WORK REQUEST: Set all the entries down again, unaltered.

==== MATERIAL SHOWN

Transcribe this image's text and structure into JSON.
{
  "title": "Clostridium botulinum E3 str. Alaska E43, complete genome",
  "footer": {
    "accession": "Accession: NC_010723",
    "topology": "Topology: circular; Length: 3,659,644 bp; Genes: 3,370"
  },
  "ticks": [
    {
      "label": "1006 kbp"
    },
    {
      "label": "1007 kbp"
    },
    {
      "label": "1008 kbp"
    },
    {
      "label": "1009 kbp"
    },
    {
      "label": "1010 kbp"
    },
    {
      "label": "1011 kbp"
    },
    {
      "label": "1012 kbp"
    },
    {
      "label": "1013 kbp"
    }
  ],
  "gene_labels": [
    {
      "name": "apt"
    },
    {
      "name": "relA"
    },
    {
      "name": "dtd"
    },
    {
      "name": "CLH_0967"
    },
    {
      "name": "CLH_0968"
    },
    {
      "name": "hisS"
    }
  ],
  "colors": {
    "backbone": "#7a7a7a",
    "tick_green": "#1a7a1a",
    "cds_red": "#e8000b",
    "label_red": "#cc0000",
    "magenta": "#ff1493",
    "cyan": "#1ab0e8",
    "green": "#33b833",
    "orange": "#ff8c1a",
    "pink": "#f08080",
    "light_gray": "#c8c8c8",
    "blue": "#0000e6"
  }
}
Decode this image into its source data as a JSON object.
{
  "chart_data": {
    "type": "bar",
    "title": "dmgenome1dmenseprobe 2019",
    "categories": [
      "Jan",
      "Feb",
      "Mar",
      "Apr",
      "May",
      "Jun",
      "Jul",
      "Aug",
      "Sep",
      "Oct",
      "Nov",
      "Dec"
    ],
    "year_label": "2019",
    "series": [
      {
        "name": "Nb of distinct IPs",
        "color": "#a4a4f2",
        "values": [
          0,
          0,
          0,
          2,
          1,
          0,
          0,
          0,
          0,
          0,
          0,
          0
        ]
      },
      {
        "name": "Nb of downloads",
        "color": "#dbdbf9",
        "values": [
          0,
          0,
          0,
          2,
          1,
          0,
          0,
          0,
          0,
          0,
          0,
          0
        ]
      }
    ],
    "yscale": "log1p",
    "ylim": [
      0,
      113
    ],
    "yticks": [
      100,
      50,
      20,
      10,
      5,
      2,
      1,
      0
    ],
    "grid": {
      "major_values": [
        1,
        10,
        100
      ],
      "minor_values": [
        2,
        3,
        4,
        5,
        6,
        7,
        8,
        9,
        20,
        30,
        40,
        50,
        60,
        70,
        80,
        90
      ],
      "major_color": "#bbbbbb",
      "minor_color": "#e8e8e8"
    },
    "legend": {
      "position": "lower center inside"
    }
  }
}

========

RESULT FOR THIS TASK:
Transcribe this image's text and structure into JSON.
{
  "title": "Clostridium botulinum E3 str. Alaska E43, complete genome",
  "footer": {
    "accession": "Accession: NC_010723",
    "topology": "Topology: circular; Length: 3,659,644 bp; Genes: 3,370"
  },
  "ticks": [
    {
      "label": "1006 kbp"
    },
    {
      "label": "1007 kbp"
    },
    {
      "label": "1008 kbp"
    },
    {
      "label": "1009 kbp"
    },
    {
      "label": "1010 kbp"
    },
    {
      "label": "1011 kbp"
    },
    {
      "label": "1012 kbp"
    },
    {
      "label": "1013 kbp"
    }
  ],
  "gene_labels": [
    {
      "name": "apt"
    },
    {
      "name": "relA"
    },
    {
      "name": "dtd"
    },
    {
      "name": "CLH_0967"
    },
    {
      "name": "CLH_0968"
    },
    {
      "name": "hisS"
    }
  ],
  "colors": {
    "backbone": "#7a7a7a",
    "tick_green": "#1a7a1a",
    "cds_red": "#e8000b",
    "label_red": "#cc0000",
    "magenta": "#ff1493",
    "cyan": "#1ab0e8",
    "green": "#33b833",
    "orange": "#ff8c1a",
    "pink": "#f08080",
    "light_gray": "#c8c8c8",
    "blue": "#0000e6"
  }
}
Decode this image into its source data as a JSON object.
{
  "chart_data": {
    "type": "bar",
    "title": "dmgenome1dmenseprobe 2019",
    "categories": [
      "Jan",
      "Feb",
      "Mar",
      "Apr",
      "May",
      "Jun",
      "Jul",
      "Aug",
      "Sep",
      "Oct",
      "Nov",
      "Dec"
    ],
    "year_label": "2019",
    "series": [
      {
        "name": "Nb of distinct IPs",
        "color": "#a4a4f2",
        "values": [
          0,
          0,
          0,
          2,
          1,
          0,
          0,
          0,
          0,
          0,
          0,
          0
        ]
      },
      {
        "name": "Nb of downloads",
        "color": "#dbdbf9",
        "values": [
          0,
          0,
          0,
          2,
          1,
          0,
          0,
          0,
          0,
          0,
          0,
          0
        ]
      }
    ],
    "yscale": "log1p",
    "ylim": [
      0,
      113
    ],
    "yticks": [
      100,
      50,
      20,
      10,
      5,
      2,
      1,
      0
    ],
    "grid": {
      "major_values": [
        1,
        10,
        100
      ],
      "minor_values": [
        2,
        3,
        4,
        5,
        6,
        7,
        8,
        9,
        20,
        30,
        40,
        50,
        60,
        70,
        80,
        90
      ],
      "major_color": "#bbbbbb",
      "minor_color": "#e8e8e8"
    },
    "legend": {
      "position": "lower center inside"
    }
  }
}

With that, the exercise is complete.